▸ **EXERCISE DIRECTIONS**:
Where does the string "lang" appear? Copy every line of the entries below that holds it.

# # # #

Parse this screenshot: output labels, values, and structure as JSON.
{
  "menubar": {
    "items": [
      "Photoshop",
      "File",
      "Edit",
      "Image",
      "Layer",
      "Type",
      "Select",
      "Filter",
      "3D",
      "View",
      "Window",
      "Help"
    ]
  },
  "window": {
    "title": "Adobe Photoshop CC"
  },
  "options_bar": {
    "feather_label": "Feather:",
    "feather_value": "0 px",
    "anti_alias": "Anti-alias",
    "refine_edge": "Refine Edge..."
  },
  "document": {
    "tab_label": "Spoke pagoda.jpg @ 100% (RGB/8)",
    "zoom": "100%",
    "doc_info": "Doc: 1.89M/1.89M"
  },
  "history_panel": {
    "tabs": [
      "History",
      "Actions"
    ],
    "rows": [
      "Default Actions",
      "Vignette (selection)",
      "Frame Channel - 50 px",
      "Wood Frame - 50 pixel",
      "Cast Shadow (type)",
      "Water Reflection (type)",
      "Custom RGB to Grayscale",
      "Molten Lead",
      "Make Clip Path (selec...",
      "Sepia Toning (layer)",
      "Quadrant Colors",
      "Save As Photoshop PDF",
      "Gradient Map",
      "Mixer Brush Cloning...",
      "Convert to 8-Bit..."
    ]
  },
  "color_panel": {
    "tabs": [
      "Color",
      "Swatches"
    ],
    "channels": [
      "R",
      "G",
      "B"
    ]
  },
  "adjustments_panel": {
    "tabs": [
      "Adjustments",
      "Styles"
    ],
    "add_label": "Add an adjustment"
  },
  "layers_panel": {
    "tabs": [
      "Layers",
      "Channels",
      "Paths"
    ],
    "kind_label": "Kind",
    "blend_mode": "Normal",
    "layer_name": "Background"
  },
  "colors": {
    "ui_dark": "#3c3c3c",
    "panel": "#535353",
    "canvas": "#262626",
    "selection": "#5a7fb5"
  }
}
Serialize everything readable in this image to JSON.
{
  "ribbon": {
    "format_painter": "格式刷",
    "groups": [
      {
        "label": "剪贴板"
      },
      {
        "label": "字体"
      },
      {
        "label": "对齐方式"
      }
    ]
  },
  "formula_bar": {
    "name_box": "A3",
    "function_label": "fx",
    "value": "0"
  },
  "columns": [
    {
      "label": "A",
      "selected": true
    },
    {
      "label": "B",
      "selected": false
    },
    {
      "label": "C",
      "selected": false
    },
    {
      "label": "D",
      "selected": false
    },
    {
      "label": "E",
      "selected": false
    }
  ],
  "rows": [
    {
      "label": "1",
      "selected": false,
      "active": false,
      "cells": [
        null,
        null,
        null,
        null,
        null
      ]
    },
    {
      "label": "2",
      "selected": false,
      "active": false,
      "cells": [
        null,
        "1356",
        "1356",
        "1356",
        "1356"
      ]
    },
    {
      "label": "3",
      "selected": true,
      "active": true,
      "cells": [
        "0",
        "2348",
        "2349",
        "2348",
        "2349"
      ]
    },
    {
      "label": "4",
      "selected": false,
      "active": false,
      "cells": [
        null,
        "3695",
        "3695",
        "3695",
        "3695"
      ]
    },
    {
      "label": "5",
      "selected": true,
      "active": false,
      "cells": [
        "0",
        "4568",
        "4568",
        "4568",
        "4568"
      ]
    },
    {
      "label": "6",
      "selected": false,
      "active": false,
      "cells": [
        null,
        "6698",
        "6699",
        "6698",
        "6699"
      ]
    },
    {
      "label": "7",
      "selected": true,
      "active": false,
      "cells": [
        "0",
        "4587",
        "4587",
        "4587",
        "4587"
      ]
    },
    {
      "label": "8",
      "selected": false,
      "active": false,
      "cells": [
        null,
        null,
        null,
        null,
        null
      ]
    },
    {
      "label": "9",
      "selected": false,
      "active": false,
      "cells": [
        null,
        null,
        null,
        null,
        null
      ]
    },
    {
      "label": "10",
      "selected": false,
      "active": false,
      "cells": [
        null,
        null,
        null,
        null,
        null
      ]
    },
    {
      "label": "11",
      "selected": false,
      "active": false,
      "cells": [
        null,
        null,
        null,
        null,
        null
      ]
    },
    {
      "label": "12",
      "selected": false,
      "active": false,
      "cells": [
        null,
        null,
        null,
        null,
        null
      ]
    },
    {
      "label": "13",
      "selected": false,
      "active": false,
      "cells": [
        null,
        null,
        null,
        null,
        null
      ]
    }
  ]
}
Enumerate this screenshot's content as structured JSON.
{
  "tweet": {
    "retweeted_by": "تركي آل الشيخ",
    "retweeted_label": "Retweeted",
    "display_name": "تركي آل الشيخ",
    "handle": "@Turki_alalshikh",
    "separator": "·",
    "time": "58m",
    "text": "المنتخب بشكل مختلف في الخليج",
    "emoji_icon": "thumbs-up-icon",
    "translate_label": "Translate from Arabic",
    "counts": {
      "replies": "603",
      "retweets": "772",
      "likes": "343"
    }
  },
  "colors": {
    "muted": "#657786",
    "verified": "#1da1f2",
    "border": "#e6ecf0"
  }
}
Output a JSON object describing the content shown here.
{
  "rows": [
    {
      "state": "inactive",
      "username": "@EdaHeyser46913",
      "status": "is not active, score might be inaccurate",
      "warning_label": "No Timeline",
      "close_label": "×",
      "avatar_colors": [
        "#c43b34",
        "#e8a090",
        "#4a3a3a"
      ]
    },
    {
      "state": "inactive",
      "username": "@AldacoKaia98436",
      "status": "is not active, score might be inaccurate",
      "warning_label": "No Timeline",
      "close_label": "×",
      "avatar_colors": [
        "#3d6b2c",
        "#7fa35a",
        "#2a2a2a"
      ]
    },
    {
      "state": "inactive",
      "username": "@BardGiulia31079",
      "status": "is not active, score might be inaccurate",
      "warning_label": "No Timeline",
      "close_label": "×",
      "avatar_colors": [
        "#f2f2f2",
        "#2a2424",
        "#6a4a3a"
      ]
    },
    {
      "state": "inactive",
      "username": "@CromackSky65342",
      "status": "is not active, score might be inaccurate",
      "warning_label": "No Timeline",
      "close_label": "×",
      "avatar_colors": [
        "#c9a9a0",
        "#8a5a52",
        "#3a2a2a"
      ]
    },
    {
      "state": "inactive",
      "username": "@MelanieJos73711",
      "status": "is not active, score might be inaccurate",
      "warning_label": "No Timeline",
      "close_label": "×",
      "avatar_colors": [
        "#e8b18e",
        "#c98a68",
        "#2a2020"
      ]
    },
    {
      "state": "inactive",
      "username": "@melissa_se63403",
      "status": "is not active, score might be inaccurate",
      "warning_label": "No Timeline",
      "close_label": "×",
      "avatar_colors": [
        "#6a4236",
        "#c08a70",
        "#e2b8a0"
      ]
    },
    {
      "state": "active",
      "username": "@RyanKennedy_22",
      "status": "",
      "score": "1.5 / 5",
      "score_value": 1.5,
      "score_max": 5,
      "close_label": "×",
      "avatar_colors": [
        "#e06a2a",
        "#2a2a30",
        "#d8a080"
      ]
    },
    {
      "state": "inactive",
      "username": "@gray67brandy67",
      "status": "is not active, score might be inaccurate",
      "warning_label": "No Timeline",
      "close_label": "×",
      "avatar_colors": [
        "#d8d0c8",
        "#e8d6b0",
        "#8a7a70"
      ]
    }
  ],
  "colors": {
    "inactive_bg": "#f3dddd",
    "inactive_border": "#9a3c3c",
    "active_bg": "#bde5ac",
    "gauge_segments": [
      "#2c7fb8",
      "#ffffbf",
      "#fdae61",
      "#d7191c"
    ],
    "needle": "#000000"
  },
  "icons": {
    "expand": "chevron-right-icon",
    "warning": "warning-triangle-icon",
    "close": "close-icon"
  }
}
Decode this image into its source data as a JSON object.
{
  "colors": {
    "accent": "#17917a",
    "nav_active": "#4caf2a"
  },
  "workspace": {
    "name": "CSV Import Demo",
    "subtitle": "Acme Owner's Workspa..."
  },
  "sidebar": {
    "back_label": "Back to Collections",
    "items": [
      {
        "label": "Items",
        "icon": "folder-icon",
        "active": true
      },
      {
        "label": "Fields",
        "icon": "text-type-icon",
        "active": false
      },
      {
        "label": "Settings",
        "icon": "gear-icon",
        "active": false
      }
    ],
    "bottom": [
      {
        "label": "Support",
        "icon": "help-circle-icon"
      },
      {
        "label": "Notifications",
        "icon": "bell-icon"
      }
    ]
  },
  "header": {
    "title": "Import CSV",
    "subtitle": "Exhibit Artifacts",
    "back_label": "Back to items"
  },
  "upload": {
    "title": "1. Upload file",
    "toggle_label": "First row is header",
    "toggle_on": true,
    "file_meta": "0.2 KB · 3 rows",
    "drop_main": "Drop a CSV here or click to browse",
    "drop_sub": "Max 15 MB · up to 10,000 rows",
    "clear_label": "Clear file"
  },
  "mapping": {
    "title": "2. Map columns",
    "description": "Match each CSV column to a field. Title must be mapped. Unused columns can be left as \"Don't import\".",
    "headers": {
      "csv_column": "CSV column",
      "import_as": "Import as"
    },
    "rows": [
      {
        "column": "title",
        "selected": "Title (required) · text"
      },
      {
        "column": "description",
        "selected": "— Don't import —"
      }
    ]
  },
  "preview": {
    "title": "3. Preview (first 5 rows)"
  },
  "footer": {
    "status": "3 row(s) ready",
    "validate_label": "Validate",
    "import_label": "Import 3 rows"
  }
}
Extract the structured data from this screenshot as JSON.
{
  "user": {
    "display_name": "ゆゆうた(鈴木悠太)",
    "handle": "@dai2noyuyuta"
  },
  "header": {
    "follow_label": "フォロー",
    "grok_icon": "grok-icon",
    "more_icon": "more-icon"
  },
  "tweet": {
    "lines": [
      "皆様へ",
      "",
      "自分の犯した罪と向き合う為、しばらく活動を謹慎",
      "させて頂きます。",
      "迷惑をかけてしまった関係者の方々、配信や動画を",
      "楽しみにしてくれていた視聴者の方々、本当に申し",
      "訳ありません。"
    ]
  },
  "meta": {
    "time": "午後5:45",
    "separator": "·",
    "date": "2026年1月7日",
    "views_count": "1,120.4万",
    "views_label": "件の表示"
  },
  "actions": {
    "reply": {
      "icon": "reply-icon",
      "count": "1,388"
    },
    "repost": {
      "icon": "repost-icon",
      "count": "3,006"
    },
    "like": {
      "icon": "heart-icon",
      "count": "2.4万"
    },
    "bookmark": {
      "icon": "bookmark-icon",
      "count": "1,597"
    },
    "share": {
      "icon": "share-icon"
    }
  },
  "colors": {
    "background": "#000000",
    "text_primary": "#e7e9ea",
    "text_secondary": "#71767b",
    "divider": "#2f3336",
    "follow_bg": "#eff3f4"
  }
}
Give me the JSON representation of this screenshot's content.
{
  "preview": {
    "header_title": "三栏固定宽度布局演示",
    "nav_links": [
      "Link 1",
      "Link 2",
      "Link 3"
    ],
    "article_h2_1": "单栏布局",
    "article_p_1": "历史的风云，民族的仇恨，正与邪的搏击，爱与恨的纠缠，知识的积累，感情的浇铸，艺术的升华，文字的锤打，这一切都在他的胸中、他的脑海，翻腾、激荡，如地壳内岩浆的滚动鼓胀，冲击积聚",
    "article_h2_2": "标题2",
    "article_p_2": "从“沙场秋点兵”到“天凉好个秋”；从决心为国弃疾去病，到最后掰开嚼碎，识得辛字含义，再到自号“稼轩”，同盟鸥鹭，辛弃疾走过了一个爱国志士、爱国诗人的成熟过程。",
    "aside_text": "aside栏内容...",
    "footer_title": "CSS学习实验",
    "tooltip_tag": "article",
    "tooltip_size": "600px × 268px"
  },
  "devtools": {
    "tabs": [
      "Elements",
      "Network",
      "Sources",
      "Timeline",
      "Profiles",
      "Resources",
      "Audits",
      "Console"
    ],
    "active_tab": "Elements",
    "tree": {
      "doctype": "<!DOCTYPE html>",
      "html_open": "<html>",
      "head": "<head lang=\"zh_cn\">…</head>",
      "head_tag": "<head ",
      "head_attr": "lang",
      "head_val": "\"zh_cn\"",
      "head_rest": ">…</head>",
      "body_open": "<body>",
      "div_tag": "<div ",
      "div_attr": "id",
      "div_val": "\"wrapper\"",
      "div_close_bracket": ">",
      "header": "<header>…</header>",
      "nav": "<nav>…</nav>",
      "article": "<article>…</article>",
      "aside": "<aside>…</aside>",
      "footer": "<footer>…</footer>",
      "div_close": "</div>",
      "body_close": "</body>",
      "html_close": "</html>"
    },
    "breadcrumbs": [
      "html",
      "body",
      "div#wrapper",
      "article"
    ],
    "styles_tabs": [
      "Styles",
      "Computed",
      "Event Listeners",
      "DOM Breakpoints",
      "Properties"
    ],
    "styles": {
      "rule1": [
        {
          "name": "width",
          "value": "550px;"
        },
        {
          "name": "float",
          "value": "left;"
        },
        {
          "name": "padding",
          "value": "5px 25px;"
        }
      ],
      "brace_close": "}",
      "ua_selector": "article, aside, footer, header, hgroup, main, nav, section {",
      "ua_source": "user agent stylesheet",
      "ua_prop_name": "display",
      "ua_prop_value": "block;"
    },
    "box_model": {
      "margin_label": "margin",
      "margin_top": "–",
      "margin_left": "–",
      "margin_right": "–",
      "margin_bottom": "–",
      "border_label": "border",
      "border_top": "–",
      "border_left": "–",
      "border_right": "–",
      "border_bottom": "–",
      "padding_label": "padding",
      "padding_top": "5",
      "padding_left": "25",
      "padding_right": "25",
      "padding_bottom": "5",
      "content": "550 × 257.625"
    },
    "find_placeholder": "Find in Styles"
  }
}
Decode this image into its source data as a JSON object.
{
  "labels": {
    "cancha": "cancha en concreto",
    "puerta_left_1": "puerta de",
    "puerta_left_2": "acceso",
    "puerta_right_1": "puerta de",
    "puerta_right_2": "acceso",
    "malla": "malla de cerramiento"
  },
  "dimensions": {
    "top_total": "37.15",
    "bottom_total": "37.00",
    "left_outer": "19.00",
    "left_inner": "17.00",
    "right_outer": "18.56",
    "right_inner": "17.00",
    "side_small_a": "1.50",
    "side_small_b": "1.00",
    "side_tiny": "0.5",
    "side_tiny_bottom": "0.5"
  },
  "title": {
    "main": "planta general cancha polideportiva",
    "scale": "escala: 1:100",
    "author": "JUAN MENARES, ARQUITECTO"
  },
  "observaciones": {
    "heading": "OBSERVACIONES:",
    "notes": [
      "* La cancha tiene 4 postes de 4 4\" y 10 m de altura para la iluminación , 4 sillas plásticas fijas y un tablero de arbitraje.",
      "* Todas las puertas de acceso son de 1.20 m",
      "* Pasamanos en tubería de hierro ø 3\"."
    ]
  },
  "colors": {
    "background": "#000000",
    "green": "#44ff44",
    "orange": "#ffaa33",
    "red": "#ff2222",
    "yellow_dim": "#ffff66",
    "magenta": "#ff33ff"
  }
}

# # # #

▸ **ANSWER TO THIS EXERCISE**:
      "head": "<head lang=\"zh_cn\">…</head>",
      "head_attr": "lang",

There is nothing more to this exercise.